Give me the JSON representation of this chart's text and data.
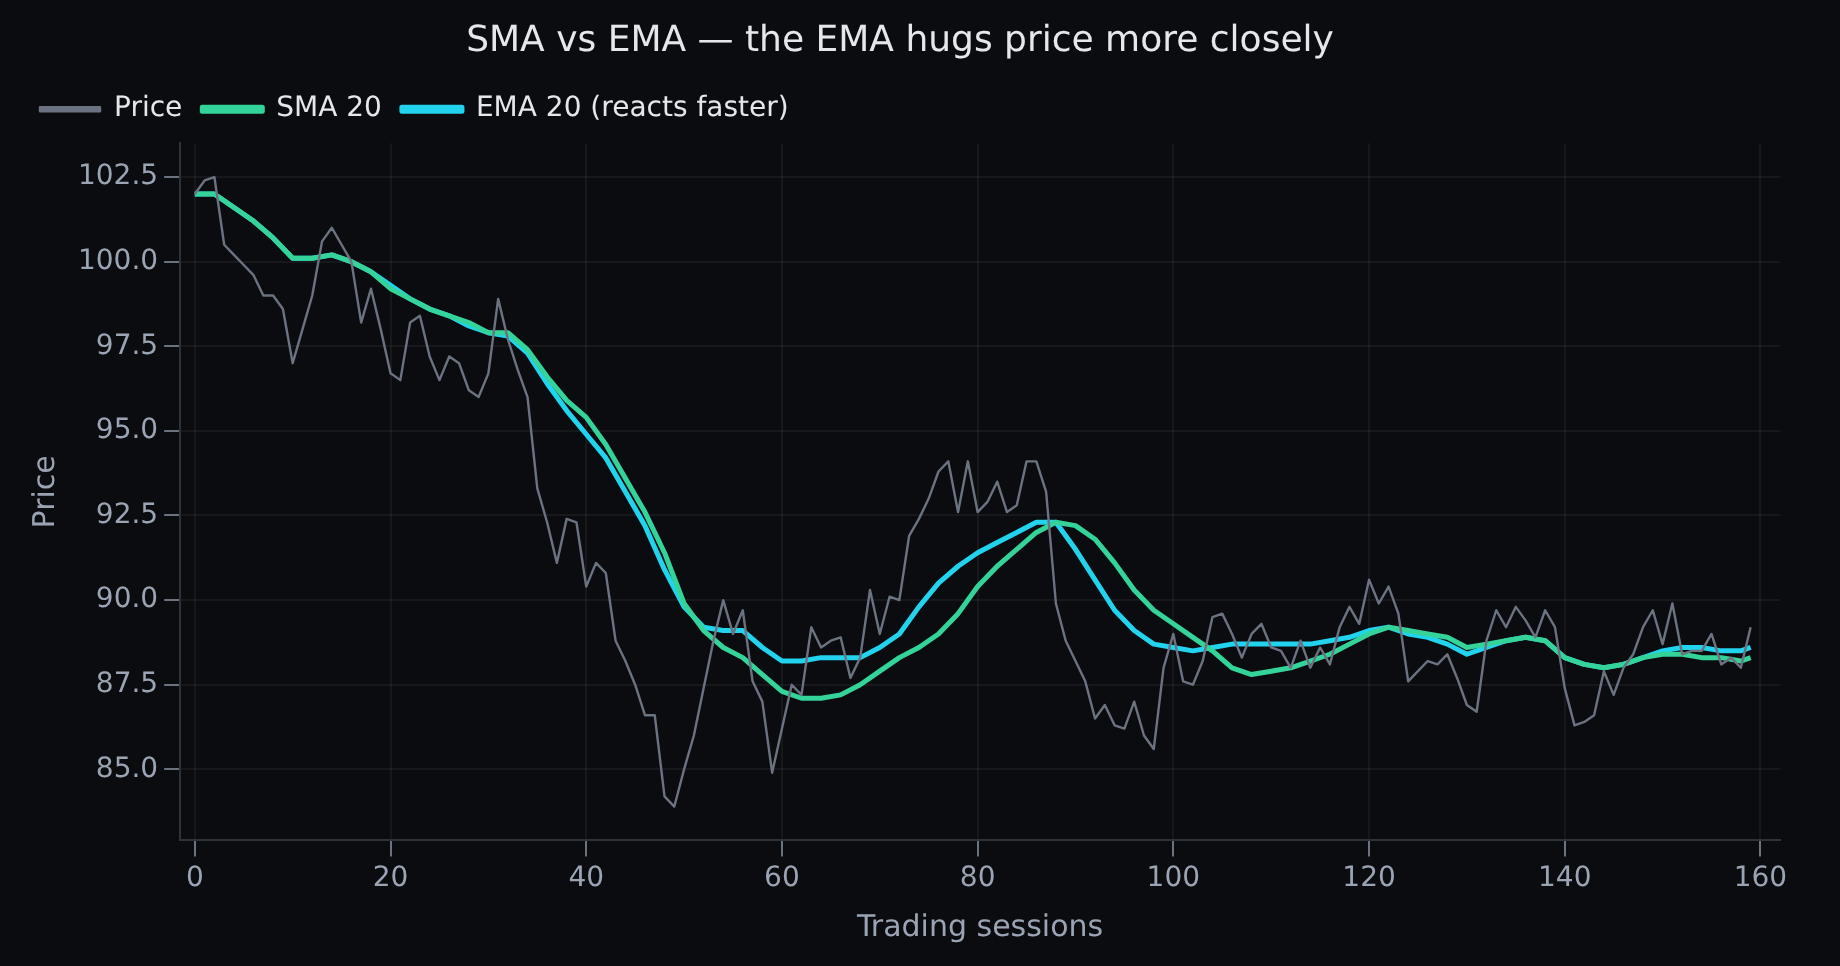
{
  "chart_data": {
    "type": "line",
    "title": "SMA vs EMA — the EMA hugs price more closely",
    "xlabel": "Trading sessions",
    "ylabel": "Price",
    "xlim": [
      -1.5,
      162
    ],
    "ylim": [
      82.9,
      103.5
    ],
    "xticks": [
      0,
      20,
      40,
      60,
      80,
      100,
      120,
      140,
      160
    ],
    "yticks": [
      {
        "value": 85,
        "label": "85.0"
      },
      {
        "value": 87.5,
        "label": "87.5"
      },
      {
        "value": 90,
        "label": "90.0"
      },
      {
        "value": 92.5,
        "label": "92.5"
      },
      {
        "value": 95,
        "label": "95.0"
      },
      {
        "value": 97.5,
        "label": "97.5"
      },
      {
        "value": 100,
        "label": "100.0"
      },
      {
        "value": 102.5,
        "label": "102.5"
      }
    ],
    "grid": true,
    "legend": "top left",
    "marker": "none",
    "series": [
      {
        "name": "Price",
        "color": "#6b7280",
        "x": [
          0,
          1,
          2,
          3,
          4,
          5,
          6,
          7,
          8,
          9,
          10,
          11,
          12,
          13,
          14,
          15,
          16,
          17,
          18,
          19,
          20,
          21,
          22,
          23,
          24,
          25,
          26,
          27,
          28,
          29,
          30,
          31,
          32,
          33,
          34,
          35,
          36,
          37,
          38,
          39,
          40,
          41,
          42,
          43,
          44,
          45,
          46,
          47,
          48,
          49,
          50,
          51,
          52,
          53,
          54,
          55,
          56,
          57,
          58,
          59,
          60,
          61,
          62,
          63,
          64,
          65,
          66,
          67,
          68,
          69,
          70,
          71,
          72,
          73,
          74,
          75,
          76,
          77,
          78,
          79,
          80,
          81,
          82,
          83,
          84,
          85,
          86,
          87,
          88,
          89,
          90,
          91,
          92,
          93,
          94,
          95,
          96,
          97,
          98,
          99,
          100,
          101,
          102,
          103,
          104,
          105,
          106,
          107,
          108,
          109,
          110,
          111,
          112,
          113,
          114,
          115,
          116,
          117,
          118,
          119,
          120,
          121,
          122,
          123,
          124,
          125,
          126,
          127,
          128,
          129,
          130,
          131,
          132,
          133,
          134,
          135,
          136,
          137,
          138,
          139,
          140,
          141,
          142,
          143,
          144,
          145,
          146,
          147,
          148,
          149,
          150,
          151,
          152,
          153,
          154,
          155,
          156,
          157,
          158,
          159
        ],
        "values": [
          102.0,
          102.4,
          102.5,
          100.5,
          100.2,
          99.9,
          99.6,
          99.0,
          99.0,
          98.6,
          97.0,
          98.0,
          99.0,
          100.6,
          101.0,
          100.5,
          100.0,
          98.2,
          99.2,
          98.0,
          96.7,
          96.5,
          98.2,
          98.4,
          97.2,
          96.5,
          97.2,
          97.0,
          96.2,
          96.0,
          96.7,
          98.9,
          97.7,
          96.8,
          96.0,
          93.3,
          92.3,
          91.1,
          92.4,
          92.3,
          90.4,
          91.1,
          90.8,
          88.8,
          88.2,
          87.5,
          86.6,
          86.6,
          84.2,
          83.9,
          85.0,
          86.0,
          87.4,
          88.8,
          90.0,
          89.0,
          89.7,
          87.6,
          87.0,
          84.9,
          86.2,
          87.5,
          87.2,
          89.2,
          88.6,
          88.8,
          88.9,
          87.7,
          88.3,
          90.3,
          89.0,
          90.1,
          90.0,
          91.9,
          92.4,
          93.0,
          93.8,
          94.1,
          92.6,
          94.1,
          92.6,
          92.9,
          93.5,
          92.6,
          92.8,
          94.1,
          94.1,
          93.2,
          89.9,
          88.8,
          88.2,
          87.6,
          86.5,
          86.9,
          86.3,
          86.2,
          87.0,
          86.0,
          85.6,
          88.0,
          89.0,
          87.6,
          87.5,
          88.2,
          89.5,
          89.6,
          89.0,
          88.3,
          89.0,
          89.3,
          88.6,
          88.5,
          88.0,
          88.8,
          88.0,
          88.6,
          88.1,
          89.2,
          89.8,
          89.3,
          90.6,
          89.9,
          90.4,
          89.6,
          87.6,
          87.9,
          88.2,
          88.1,
          88.4,
          87.7,
          86.9,
          86.7,
          88.8,
          89.7,
          89.2,
          89.8,
          89.4,
          88.9,
          89.7,
          89.2,
          87.4,
          86.3,
          86.4,
          86.6,
          87.9,
          87.2,
          88.0,
          88.4,
          89.2,
          89.7,
          88.7,
          89.9,
          88.4,
          88.5,
          88.5,
          89.0,
          88.1,
          88.3,
          88.0,
          89.2
        ]
      },
      {
        "name": "SMA 20",
        "color": "#34d399",
        "x": [
          0,
          2,
          4,
          6,
          8,
          10,
          12,
          14,
          16,
          18,
          20,
          22,
          24,
          26,
          28,
          30,
          32,
          34,
          36,
          38,
          40,
          42,
          44,
          46,
          48,
          50,
          52,
          54,
          56,
          58,
          60,
          62,
          64,
          66,
          68,
          70,
          72,
          74,
          76,
          78,
          80,
          82,
          84,
          86,
          88,
          90,
          92,
          94,
          96,
          98,
          100,
          102,
          104,
          106,
          108,
          110,
          112,
          114,
          116,
          118,
          120,
          122,
          124,
          126,
          128,
          130,
          132,
          134,
          136,
          138,
          140,
          142,
          144,
          146,
          148,
          150,
          152,
          154,
          156,
          158,
          159
        ],
        "values": [
          102.0,
          102.0,
          101.6,
          101.2,
          100.7,
          100.1,
          100.1,
          100.2,
          100.0,
          99.7,
          99.2,
          98.9,
          98.6,
          98.4,
          98.2,
          97.9,
          97.9,
          97.4,
          96.6,
          95.9,
          95.4,
          94.6,
          93.6,
          92.6,
          91.4,
          89.9,
          89.1,
          88.6,
          88.3,
          87.8,
          87.3,
          87.1,
          87.1,
          87.2,
          87.5,
          87.9,
          88.3,
          88.6,
          89.0,
          89.6,
          90.4,
          91.0,
          91.5,
          92.0,
          92.3,
          92.2,
          91.8,
          91.1,
          90.3,
          89.7,
          89.3,
          88.9,
          88.5,
          88.0,
          87.8,
          87.9,
          88.0,
          88.2,
          88.4,
          88.7,
          89.0,
          89.2,
          89.1,
          89.0,
          88.9,
          88.6,
          88.7,
          88.8,
          88.9,
          88.8,
          88.3,
          88.1,
          88.0,
          88.1,
          88.3,
          88.4,
          88.4,
          88.3,
          88.3,
          88.2,
          88.3
        ]
      },
      {
        "name": "EMA 20 (reacts faster)",
        "color": "#22d3ee",
        "x": [
          0,
          2,
          4,
          6,
          8,
          10,
          12,
          14,
          16,
          18,
          20,
          22,
          24,
          26,
          28,
          30,
          32,
          34,
          36,
          38,
          40,
          42,
          44,
          46,
          48,
          50,
          52,
          54,
          56,
          58,
          60,
          62,
          64,
          66,
          68,
          70,
          72,
          74,
          76,
          78,
          80,
          82,
          84,
          86,
          88,
          90,
          92,
          94,
          96,
          98,
          100,
          102,
          104,
          106,
          108,
          110,
          112,
          114,
          116,
          118,
          120,
          122,
          124,
          126,
          128,
          130,
          132,
          134,
          136,
          138,
          140,
          142,
          144,
          146,
          148,
          150,
          152,
          154,
          156,
          158,
          159
        ],
        "values": [
          102.0,
          102.0,
          101.6,
          101.2,
          100.7,
          100.1,
          100.1,
          100.2,
          100.0,
          99.7,
          99.3,
          98.9,
          98.6,
          98.4,
          98.1,
          97.9,
          97.8,
          97.3,
          96.4,
          95.6,
          94.9,
          94.2,
          93.2,
          92.2,
          90.9,
          89.8,
          89.2,
          89.1,
          89.1,
          88.6,
          88.2,
          88.2,
          88.3,
          88.3,
          88.3,
          88.6,
          89.0,
          89.8,
          90.5,
          91.0,
          91.4,
          91.7,
          92.0,
          92.3,
          92.3,
          91.5,
          90.6,
          89.7,
          89.1,
          88.7,
          88.6,
          88.5,
          88.6,
          88.7,
          88.7,
          88.7,
          88.7,
          88.7,
          88.8,
          88.9,
          89.1,
          89.2,
          89.0,
          88.9,
          88.7,
          88.4,
          88.6,
          88.8,
          88.9,
          88.8,
          88.3,
          88.1,
          88.0,
          88.1,
          88.3,
          88.5,
          88.6,
          88.6,
          88.5,
          88.5,
          88.6
        ]
      }
    ]
  }
}
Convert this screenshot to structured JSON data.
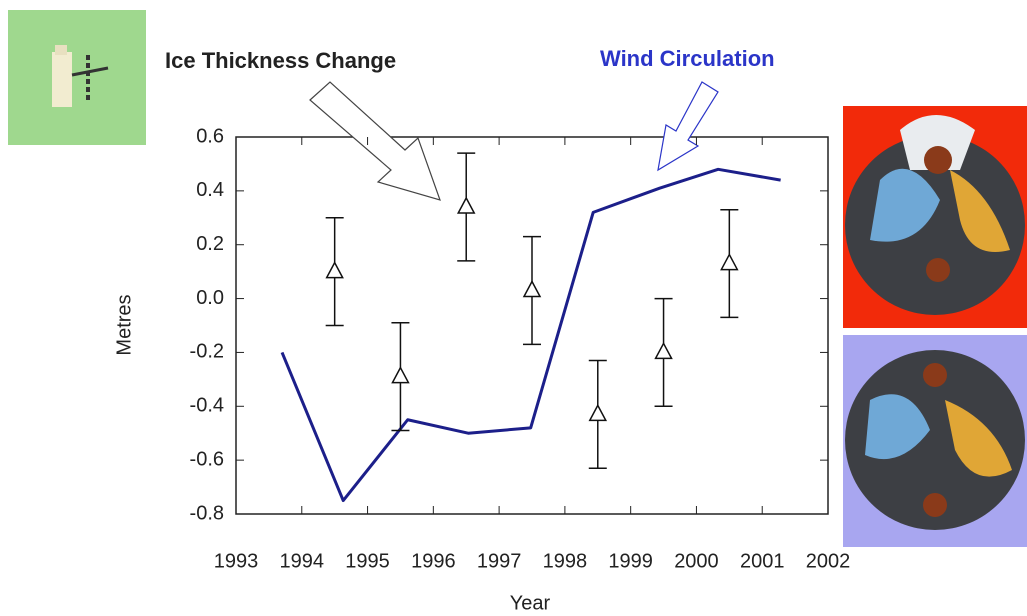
{
  "chart_data": {
    "type": "line",
    "x_label": "Year",
    "y_label": "Metres",
    "xlim": [
      1993,
      2002
    ],
    "xticks": [
      1993,
      1994,
      1995,
      1996,
      1997,
      1998,
      1999,
      2000,
      2001,
      2002
    ],
    "ylim": [
      -0.8,
      0.6
    ],
    "yticks": [
      -0.8,
      -0.6,
      -0.4,
      -0.2,
      {
        "value": 0,
        "label": "0.0"
      },
      0.2,
      0.4,
      0.6
    ],
    "series": [
      {
        "name": "Wind Circulation",
        "type": "line",
        "color": "#1c1f8a",
        "x": [
          1993.7,
          1994.63,
          1995.61,
          1996.53,
          1997.48,
          1998.43,
          1999.44,
          2000.33,
          2001.28
        ],
        "values": [
          -0.2,
          -0.75,
          -0.45,
          -0.5,
          -0.48,
          0.32,
          0.41,
          0.48,
          0.44
        ]
      },
      {
        "name": "Ice Thickness Change",
        "type": "errorbar",
        "color": "#111111",
        "x": [
          1994.5,
          1995.5,
          1996.5,
          1997.5,
          1998.5,
          1999.5,
          2000.5
        ],
        "values": [
          0.1,
          -0.29,
          0.34,
          0.03,
          -0.43,
          -0.2,
          0.13
        ],
        "errors": [
          0.2,
          0.2,
          0.2,
          0.2,
          0.2,
          0.2,
          0.2
        ]
      }
    ]
  }
}
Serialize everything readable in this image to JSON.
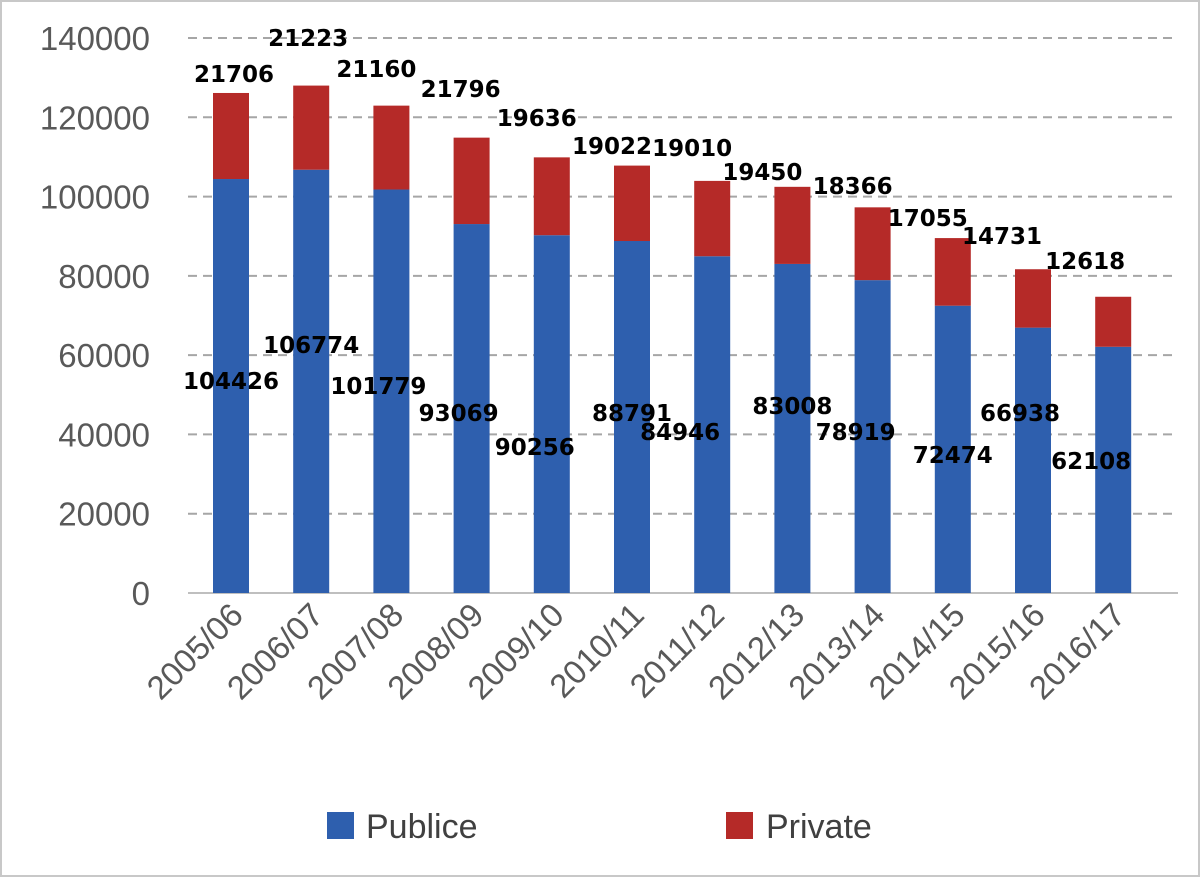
{
  "chart_data": {
    "type": "bar",
    "stacked": true,
    "categories": [
      "2005/06",
      "2006/07",
      "2007/08",
      "2008/09",
      "2009/10",
      "2010/11",
      "2011/12",
      "2012/13",
      "2013/14",
      "2014/15",
      "2015/16",
      "2016/17"
    ],
    "series": [
      {
        "name": "Publice",
        "color": "#2e5fae",
        "values": [
          104426,
          106774,
          101779,
          93069,
          90256,
          88791,
          84946,
          83008,
          78919,
          72474,
          66938,
          62108
        ]
      },
      {
        "name": "Private",
        "color": "#b52a28",
        "values": [
          21706,
          21223,
          21160,
          21796,
          19636,
          19022,
          19010,
          19450,
          18366,
          17055,
          14731,
          12618
        ]
      }
    ],
    "ylim": [
      0,
      140000
    ],
    "yticks": [
      0,
      20000,
      40000,
      60000,
      80000,
      100000,
      120000,
      140000
    ],
    "grid": true,
    "legend": "bottom"
  }
}
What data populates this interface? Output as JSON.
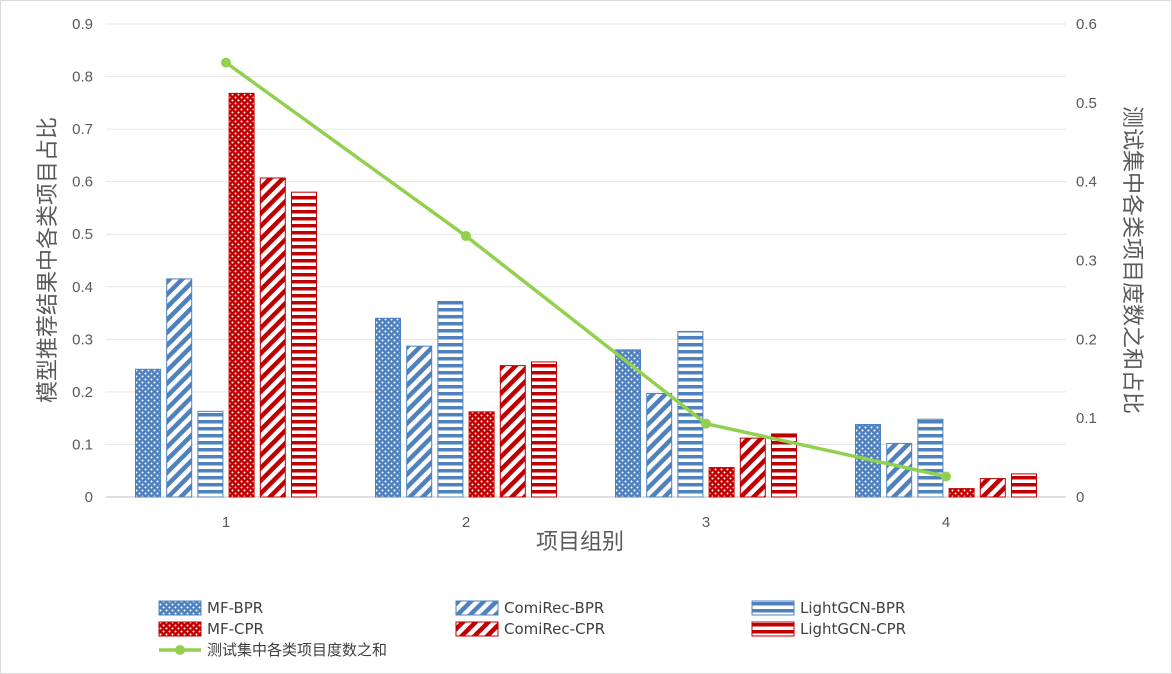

Task statement: Can the lines from the one with "Serialize everything readable" to the end of the records above be quoted exactly, both ends included, with every picture omitted?

In response:
Serialize everything readable in this image to JSON.
{
  "chart_data": {
    "type": "bar",
    "stacked": true,
    "categories": [
      "2005/06",
      "2006/07",
      "2007/08",
      "2008/09",
      "2009/10",
      "2010/11",
      "2011/12",
      "2012/13",
      "2013/14",
      "2014/15",
      "2015/16",
      "2016/17"
    ],
    "series": [
      {
        "name": "Publice",
        "color": "#2e5fae",
        "values": [
          104426,
          106774,
          101779,
          93069,
          90256,
          88791,
          84946,
          83008,
          78919,
          72474,
          66938,
          62108
        ]
      },
      {
        "name": "Private",
        "color": "#b52a28",
        "values": [
          21706,
          21223,
          21160,
          21796,
          19636,
          19022,
          19010,
          19450,
          18366,
          17055,
          14731,
          12618
        ]
      }
    ],
    "ylim": [
      0,
      140000
    ],
    "yticks": [
      0,
      20000,
      40000,
      60000,
      80000,
      100000,
      120000,
      140000
    ],
    "grid": true,
    "legend": "bottom"
  }
}
What data populates this interface? Output as JSON.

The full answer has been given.